• _Problem to work on_:
Copy all of the records below verbatim.

-- Start Stored data --

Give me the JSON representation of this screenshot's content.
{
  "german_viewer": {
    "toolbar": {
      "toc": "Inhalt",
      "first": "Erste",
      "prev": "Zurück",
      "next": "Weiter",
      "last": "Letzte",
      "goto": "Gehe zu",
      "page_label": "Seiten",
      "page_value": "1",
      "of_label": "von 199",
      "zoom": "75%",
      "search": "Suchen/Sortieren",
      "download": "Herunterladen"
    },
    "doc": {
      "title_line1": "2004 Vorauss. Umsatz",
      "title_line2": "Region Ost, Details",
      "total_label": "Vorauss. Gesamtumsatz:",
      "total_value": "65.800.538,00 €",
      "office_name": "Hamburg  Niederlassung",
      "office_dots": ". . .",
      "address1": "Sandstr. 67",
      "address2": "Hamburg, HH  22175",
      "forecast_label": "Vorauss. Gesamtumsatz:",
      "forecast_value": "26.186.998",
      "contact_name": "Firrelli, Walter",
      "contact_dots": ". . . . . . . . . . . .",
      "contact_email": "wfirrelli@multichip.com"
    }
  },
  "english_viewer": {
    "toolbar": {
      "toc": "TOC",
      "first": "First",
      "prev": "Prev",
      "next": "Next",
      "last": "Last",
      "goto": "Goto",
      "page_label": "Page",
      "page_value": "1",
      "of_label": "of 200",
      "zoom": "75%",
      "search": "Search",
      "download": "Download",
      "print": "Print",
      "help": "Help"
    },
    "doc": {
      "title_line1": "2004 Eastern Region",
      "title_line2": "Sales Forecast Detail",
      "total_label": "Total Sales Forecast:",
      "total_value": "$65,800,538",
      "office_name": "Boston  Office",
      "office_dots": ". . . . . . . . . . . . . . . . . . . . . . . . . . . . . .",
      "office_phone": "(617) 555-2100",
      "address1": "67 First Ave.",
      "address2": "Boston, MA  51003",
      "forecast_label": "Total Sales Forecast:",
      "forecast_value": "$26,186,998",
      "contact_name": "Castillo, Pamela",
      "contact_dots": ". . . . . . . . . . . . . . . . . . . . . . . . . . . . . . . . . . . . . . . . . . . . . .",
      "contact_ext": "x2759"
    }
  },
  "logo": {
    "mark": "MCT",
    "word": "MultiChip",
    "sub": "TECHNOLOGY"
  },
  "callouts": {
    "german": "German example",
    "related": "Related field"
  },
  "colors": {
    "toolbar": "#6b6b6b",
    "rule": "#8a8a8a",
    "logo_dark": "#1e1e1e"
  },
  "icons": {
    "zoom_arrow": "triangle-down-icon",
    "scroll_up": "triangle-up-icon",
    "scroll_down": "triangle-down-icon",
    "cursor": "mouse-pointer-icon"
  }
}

-- End Stored data --

• _Exercise response_:
Give me the JSON representation of this screenshot's content.
{
  "german_viewer": {
    "toolbar": {
      "toc": "Inhalt",
      "first": "Erste",
      "prev": "Zurück",
      "next": "Weiter",
      "last": "Letzte",
      "goto": "Gehe zu",
      "page_label": "Seiten",
      "page_value": "1",
      "of_label": "von 199",
      "zoom": "75%",
      "search": "Suchen/Sortieren",
      "download": "Herunterladen"
    },
    "doc": {
      "title_line1": "2004 Vorauss. Umsatz",
      "title_line2": "Region Ost, Details",
      "total_label": "Vorauss. Gesamtumsatz:",
      "total_value": "65.800.538,00 €",
      "office_name": "Hamburg  Niederlassung",
      "office_dots": ". . .",
      "address1": "Sandstr. 67",
      "address2": "Hamburg, HH  22175",
      "forecast_label": "Vorauss. Gesamtumsatz:",
      "forecast_value": "26.186.998",
      "contact_name": "Firrelli, Walter",
      "contact_dots": ". . . . . . . . . . . .",
      "contact_email": "wfirrelli@multichip.com"
    }
  },
  "english_viewer": {
    "toolbar": {
      "toc": "TOC",
      "first": "First",
      "prev": "Prev",
      "next": "Next",
      "last": "Last",
      "goto": "Goto",
      "page_label": "Page",
      "page_value": "1",
      "of_label": "of 200",
      "zoom": "75%",
      "search": "Search",
      "download": "Download",
      "print": "Print",
      "help": "Help"
    },
    "doc": {
      "title_line1": "2004 Eastern Region",
      "title_line2": "Sales Forecast Detail",
      "total_label": "Total Sales Forecast:",
      "total_value": "$65,800,538",
      "office_name": "Boston  Office",
      "office_dots": ". . . . . . . . . . . . . . . . . . . . . . . . . . . . . .",
      "office_phone": "(617) 555-2100",
      "address1": "67 First Ave.",
      "address2": "Boston, MA  51003",
      "forecast_label": "Total Sales Forecast:",
      "forecast_value": "$26,186,998",
      "contact_name": "Castillo, Pamela",
      "contact_dots": ". . . . . . . . . . . . . . . . . . . . . . . . . . . . . . . . . . . . . . . . . . . . . .",
      "contact_ext": "x2759"
    }
  },
  "logo": {
    "mark": "MCT",
    "word": "MultiChip",
    "sub": "TECHNOLOGY"
  },
  "callouts": {
    "german": "German example",
    "related": "Related field"
  },
  "colors": {
    "toolbar": "#6b6b6b",
    "rule": "#8a8a8a",
    "logo_dark": "#1e1e1e"
  },
  "icons": {
    "zoom_arrow": "triangle-down-icon",
    "scroll_up": "triangle-up-icon",
    "scroll_down": "triangle-down-icon",
    "cursor": "mouse-pointer-icon"
  }
}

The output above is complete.